Every record should be repeated exactly, except that pictures are left out.
- - - - -
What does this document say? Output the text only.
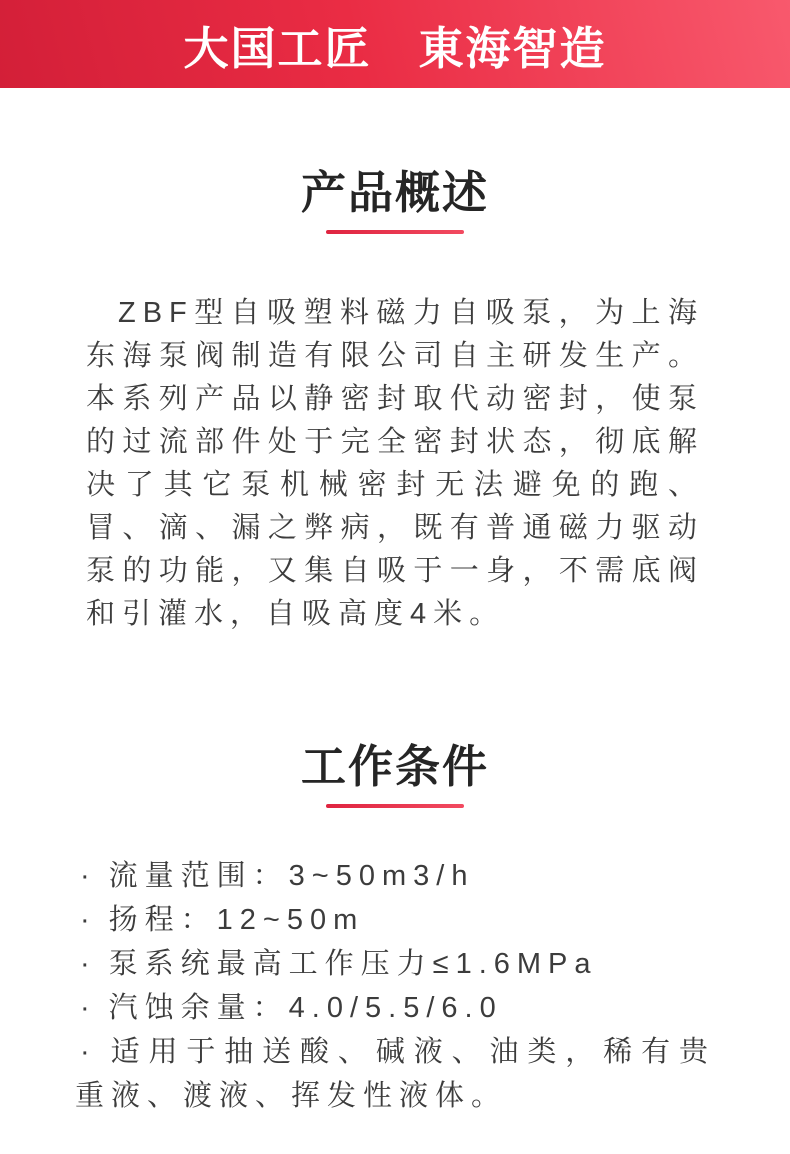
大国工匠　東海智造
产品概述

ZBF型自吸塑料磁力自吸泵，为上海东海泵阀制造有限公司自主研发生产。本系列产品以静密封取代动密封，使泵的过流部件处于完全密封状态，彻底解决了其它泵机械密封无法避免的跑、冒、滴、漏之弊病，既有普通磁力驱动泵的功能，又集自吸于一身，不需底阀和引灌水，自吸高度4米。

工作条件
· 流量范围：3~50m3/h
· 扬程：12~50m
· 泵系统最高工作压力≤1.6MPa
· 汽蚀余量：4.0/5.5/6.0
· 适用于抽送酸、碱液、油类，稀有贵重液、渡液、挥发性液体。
- - - - -
Task solution
What does this document say? Output the text only.
大国工匠　東海智造
产品概述

ZBF型自吸塑料磁力自吸泵，为上海东海泵阀制造有限公司自主研发生产。本系列产品以静密封取代动密封，使泵的过流部件处于完全密封状态，彻底解决了其它泵机械密封无法避免的跑、冒、滴、漏之弊病，既有普通磁力驱动泵的功能，又集自吸于一身，不需底阀和引灌水，自吸高度4米。

工作条件
· 流量范围：3~50m3/h
· 扬程：12~50m
· 泵系统最高工作压力≤1.6MPa
· 汽蚀余量：4.0/5.5/6.0
· 适用于抽送酸、碱液、油类，稀有贵重液、渡液、挥发性液体。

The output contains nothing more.